It is required that all of the data be written out exactly.

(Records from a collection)
────────

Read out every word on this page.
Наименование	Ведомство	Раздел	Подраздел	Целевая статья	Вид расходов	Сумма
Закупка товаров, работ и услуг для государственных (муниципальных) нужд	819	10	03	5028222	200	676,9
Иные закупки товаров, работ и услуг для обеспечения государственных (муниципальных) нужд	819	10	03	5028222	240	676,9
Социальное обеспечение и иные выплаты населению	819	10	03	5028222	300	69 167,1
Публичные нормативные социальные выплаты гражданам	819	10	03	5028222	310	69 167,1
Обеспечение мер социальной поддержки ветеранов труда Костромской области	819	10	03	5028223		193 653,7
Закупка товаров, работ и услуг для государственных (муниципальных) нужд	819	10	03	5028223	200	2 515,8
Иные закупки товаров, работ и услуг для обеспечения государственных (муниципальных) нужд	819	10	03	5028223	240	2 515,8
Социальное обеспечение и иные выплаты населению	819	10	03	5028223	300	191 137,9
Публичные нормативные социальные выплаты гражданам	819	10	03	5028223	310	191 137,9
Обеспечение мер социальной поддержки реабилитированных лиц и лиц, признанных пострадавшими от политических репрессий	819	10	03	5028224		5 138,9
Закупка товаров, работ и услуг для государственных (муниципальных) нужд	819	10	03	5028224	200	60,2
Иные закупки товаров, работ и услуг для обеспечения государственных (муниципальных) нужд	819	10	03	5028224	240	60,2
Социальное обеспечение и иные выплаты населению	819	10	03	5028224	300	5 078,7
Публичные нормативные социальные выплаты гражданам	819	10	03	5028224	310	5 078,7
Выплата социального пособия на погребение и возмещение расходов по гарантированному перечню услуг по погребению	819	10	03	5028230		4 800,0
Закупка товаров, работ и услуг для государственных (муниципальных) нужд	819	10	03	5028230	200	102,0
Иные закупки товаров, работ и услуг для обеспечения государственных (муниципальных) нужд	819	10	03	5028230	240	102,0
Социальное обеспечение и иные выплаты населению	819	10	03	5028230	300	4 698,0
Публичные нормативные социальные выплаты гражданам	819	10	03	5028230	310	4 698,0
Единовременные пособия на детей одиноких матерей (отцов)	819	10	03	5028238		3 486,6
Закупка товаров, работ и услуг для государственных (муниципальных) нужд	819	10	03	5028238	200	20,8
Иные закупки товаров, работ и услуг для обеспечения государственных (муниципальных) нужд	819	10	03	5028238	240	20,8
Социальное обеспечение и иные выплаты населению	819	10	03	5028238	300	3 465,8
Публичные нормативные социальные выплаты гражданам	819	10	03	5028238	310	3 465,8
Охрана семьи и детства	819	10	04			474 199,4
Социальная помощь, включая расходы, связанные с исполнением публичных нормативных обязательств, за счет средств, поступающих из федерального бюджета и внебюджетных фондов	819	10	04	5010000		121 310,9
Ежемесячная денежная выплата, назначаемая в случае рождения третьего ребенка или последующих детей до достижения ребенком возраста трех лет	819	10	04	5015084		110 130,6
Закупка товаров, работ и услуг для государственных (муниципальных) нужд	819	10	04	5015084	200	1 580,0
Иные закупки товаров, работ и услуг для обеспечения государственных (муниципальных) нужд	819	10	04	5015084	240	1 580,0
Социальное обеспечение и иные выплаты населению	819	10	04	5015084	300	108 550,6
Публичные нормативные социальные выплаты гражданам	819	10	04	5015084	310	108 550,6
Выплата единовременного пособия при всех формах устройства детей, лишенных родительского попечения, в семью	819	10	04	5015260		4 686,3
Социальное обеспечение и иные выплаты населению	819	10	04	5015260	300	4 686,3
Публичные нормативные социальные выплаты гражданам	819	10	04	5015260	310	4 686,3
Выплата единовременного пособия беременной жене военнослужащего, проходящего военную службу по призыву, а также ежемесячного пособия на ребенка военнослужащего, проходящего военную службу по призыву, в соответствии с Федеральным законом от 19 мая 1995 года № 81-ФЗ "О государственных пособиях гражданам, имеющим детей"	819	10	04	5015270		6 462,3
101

────────

EXPECTED ANSWER
Read out every word on this page.
Наименование	Ведомство	Раздел	Подраздел	Целевая статья	Вид расходов	Сумма
Закупка товаров, работ и услуг для государственных (муниципальных) нужд	819	10	03	5028222	200	676,9
Иные закупки товаров, работ и услуг для обеспечения государственных (муниципальных) нужд	819	10	03	5028222	240	676,9
Социальное обеспечение и иные выплаты населению	819	10	03	5028222	300	69 167,1
Публичные нормативные социальные выплаты гражданам	819	10	03	5028222	310	69 167,1
Обеспечение мер социальной поддержки ветеранов труда Костромской области	819	10	03	5028223		193 653,7
Закупка товаров, работ и услуг для государственных (муниципальных) нужд	819	10	03	5028223	200	2 515,8
Иные закупки товаров, работ и услуг для обеспечения государственных (муниципальных) нужд	819	10	03	5028223	240	2 515,8
Социальное обеспечение и иные выплаты населению	819	10	03	5028223	300	191 137,9
Публичные нормативные социальные выплаты гражданам	819	10	03	5028223	310	191 137,9
Обеспечение мер социальной поддержки реабилитированных лиц и лиц, признанных пострадавшими от политических репрессий	819	10	03	5028224		5 138,9
Закупка товаров, работ и услуг для государственных (муниципальных) нужд	819	10	03	5028224	200	60,2
Иные закупки товаров, работ и услуг для обеспечения государственных (муниципальных) нужд	819	10	03	5028224	240	60,2
Социальное обеспечение и иные выплаты населению	819	10	03	5028224	300	5 078,7
Публичные нормативные социальные выплаты гражданам	819	10	03	5028224	310	5 078,7
Выплата социального пособия на погребение и возмещение расходов по гарантированному перечню услуг по погребению	819	10	03	5028230		4 800,0
Закупка товаров, работ и услуг для государственных (муниципальных) нужд	819	10	03	5028230	200	102,0
Иные закупки товаров, работ и услуг для обеспечения государственных (муниципальных) нужд	819	10	03	5028230	240	102,0
Социальное обеспечение и иные выплаты населению	819	10	03	5028230	300	4 698,0
Публичные нормативные социальные выплаты гражданам	819	10	03	5028230	310	4 698,0
Единовременные пособия на детей одиноких матерей (отцов)	819	10	03	5028238		3 486,6
Закупка товаров, работ и услуг для государственных (муниципальных) нужд	819	10	03	5028238	200	20,8
Иные закупки товаров, работ и услуг для обеспечения государственных (муниципальных) нужд	819	10	03	5028238	240	20,8
Социальное обеспечение и иные выплаты населению	819	10	03	5028238	300	3 465,8
Публичные нормативные социальные выплаты гражданам	819	10	03	5028238	310	3 465,8
Охрана семьи и детства	819	10	04			474 199,4
Социальная помощь, включая расходы, связанные с исполнением публичных нормативных обязательств, за счет средств, поступающих из федерального бюджета и внебюджетных фондов	819	10	04	5010000		121 310,9
Ежемесячная денежная выплата, назначаемая в случае рождения третьего ребенка или последующих детей до достижения ребенком возраста трех лет	819	10	04	5015084		110 130,6
Закупка товаров, работ и услуг для государственных (муниципальных) нужд	819	10	04	5015084	200	1 580,0
Иные закупки товаров, работ и услуг для обеспечения государственных (муниципальных) нужд	819	10	04	5015084	240	1 580,0
Социальное обеспечение и иные выплаты населению	819	10	04	5015084	300	108 550,6
Публичные нормативные социальные выплаты гражданам	819	10	04	5015084	310	108 550,6
Выплата единовременного пособия при всех формах устройства детей, лишенных родительского попечения, в семью	819	10	04	5015260		4 686,3
Социальное обеспечение и иные выплаты населению	819	10	04	5015260	300	4 686,3
Публичные нормативные социальные выплаты гражданам	819	10	04	5015260	310	4 686,3
Выплата единовременного пособия беременной жене военнослужащего, проходящего военную службу по призыву, а также ежемесячного пособия на ребенка военнослужащего, проходящего военную службу по призыву, в соответствии с Федеральным законом от 19 мая 1995 года № 81-ФЗ "О государственных пособиях гражданам, имеющим детей"	819	10	04	5015270		6 462,3
101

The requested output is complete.